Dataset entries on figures

◇ ◇ ◇

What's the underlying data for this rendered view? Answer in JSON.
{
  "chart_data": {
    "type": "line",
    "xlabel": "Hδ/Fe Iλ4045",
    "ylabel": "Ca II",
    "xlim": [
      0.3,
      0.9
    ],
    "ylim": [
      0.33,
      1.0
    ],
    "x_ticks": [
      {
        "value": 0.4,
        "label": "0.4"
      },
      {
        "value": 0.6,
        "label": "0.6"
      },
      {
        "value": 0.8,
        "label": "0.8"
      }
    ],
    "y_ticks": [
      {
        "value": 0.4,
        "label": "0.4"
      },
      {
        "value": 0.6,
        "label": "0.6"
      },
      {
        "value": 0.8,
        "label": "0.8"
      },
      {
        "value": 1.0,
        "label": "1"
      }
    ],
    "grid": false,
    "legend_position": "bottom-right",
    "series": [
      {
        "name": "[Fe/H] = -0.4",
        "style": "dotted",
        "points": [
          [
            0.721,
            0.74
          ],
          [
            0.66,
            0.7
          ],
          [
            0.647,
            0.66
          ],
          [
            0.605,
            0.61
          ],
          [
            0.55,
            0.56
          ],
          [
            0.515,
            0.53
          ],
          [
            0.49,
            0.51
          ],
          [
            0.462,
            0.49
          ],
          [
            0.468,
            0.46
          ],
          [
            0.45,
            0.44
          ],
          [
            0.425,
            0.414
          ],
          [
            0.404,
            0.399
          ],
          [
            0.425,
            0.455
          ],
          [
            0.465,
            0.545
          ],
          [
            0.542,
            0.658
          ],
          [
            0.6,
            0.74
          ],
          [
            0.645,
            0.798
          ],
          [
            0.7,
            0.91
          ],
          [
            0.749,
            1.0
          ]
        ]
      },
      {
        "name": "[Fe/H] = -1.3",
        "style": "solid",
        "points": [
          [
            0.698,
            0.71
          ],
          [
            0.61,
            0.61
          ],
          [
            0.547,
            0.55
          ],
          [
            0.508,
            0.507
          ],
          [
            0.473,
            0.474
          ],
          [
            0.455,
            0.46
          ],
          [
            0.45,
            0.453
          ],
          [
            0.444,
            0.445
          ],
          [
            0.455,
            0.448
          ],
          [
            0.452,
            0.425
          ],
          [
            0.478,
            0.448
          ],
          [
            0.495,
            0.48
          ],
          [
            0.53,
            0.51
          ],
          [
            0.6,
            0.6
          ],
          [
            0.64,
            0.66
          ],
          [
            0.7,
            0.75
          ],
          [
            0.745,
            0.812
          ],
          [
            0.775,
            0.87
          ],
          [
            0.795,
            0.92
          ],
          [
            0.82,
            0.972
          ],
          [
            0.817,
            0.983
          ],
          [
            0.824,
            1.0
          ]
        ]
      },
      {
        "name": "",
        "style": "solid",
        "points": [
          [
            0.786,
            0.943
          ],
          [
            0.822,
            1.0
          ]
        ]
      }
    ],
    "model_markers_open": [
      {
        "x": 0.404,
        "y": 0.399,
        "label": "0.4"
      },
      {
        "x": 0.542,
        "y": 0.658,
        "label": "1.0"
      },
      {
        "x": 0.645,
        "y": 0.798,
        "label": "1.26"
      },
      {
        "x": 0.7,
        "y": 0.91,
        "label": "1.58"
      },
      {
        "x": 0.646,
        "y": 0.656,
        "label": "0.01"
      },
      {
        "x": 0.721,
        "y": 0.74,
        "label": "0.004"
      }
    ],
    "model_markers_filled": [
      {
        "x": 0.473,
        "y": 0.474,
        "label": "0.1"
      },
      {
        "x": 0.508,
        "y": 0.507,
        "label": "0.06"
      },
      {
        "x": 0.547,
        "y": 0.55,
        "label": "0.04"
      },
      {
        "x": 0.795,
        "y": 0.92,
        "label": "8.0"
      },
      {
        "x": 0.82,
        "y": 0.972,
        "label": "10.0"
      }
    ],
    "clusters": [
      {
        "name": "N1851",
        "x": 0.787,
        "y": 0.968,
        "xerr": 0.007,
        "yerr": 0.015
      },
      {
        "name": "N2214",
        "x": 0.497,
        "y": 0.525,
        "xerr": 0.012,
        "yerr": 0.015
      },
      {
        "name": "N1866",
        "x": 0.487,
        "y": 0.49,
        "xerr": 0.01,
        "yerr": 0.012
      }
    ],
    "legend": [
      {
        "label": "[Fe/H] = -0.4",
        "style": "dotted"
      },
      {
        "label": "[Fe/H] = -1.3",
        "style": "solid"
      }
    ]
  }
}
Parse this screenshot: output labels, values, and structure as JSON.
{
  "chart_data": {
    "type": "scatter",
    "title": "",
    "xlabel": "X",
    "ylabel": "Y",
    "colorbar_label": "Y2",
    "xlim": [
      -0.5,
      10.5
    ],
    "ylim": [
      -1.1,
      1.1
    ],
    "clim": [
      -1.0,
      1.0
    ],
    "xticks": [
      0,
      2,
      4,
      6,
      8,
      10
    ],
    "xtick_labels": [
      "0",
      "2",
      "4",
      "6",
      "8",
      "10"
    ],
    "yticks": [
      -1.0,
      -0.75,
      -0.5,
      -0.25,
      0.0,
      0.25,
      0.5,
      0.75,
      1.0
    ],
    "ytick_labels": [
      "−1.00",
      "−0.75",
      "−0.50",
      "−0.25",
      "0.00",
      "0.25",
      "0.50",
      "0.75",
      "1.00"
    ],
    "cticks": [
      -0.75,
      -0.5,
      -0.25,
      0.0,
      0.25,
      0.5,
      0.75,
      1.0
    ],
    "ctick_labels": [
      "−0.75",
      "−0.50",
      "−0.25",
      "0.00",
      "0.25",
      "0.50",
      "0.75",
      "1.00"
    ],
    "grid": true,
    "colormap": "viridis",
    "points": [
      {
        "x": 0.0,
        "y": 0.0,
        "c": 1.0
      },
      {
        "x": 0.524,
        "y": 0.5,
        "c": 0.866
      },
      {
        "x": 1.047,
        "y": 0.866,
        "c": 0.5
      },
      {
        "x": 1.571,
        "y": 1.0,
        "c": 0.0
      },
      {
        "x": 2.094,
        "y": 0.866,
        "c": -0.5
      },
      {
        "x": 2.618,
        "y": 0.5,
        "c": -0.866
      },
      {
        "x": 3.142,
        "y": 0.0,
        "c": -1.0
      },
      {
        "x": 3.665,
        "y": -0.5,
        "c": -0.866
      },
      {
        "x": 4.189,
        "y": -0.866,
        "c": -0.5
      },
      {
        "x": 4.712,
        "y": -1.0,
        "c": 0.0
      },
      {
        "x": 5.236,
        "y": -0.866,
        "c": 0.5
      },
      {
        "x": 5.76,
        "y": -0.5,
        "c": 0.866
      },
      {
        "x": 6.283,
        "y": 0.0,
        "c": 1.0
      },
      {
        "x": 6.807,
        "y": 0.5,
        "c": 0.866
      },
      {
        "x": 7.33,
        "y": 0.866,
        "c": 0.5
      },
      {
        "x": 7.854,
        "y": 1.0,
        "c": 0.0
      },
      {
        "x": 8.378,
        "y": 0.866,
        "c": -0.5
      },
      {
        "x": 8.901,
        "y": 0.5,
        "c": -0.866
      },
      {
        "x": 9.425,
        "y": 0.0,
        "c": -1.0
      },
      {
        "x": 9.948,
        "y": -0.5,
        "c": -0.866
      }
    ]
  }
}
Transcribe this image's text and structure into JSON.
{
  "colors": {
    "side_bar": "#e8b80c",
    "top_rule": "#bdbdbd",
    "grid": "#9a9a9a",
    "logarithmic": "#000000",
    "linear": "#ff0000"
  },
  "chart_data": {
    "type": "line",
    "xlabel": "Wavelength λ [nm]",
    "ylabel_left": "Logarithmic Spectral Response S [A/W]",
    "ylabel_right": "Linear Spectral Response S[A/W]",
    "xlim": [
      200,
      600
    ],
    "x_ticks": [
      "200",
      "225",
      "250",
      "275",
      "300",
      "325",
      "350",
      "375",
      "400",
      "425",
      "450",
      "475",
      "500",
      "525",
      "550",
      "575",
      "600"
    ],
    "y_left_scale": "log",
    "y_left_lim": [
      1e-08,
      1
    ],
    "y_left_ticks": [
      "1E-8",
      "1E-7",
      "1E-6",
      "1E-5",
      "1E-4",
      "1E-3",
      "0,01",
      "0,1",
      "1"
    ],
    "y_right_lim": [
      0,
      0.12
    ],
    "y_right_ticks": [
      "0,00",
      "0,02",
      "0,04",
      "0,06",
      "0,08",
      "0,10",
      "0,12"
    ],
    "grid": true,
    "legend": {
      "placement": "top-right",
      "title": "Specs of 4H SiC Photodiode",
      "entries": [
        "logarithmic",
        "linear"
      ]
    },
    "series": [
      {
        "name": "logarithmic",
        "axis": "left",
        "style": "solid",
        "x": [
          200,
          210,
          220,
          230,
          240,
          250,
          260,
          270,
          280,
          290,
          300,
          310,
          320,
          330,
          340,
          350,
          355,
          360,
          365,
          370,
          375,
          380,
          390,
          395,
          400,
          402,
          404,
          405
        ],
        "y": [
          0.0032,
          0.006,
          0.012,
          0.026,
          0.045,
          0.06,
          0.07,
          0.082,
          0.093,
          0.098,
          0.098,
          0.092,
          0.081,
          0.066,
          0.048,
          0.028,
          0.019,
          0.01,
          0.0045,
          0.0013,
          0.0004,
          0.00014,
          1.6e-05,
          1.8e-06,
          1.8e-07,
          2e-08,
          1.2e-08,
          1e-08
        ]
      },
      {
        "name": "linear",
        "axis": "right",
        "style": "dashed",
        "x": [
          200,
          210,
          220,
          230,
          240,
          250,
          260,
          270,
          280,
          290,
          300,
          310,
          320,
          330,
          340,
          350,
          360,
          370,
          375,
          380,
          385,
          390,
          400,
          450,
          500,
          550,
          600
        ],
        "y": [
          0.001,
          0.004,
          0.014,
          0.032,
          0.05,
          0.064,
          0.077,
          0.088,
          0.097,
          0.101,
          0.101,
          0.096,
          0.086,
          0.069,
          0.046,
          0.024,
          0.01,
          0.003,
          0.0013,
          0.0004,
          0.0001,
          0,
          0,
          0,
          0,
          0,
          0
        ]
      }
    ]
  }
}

◇ ◇ ◇

● PROBLEM: Give the number of lines in the material above that have the word "title" in them, and nothing more.

● OUTPUT OF THE EXERCISE: 2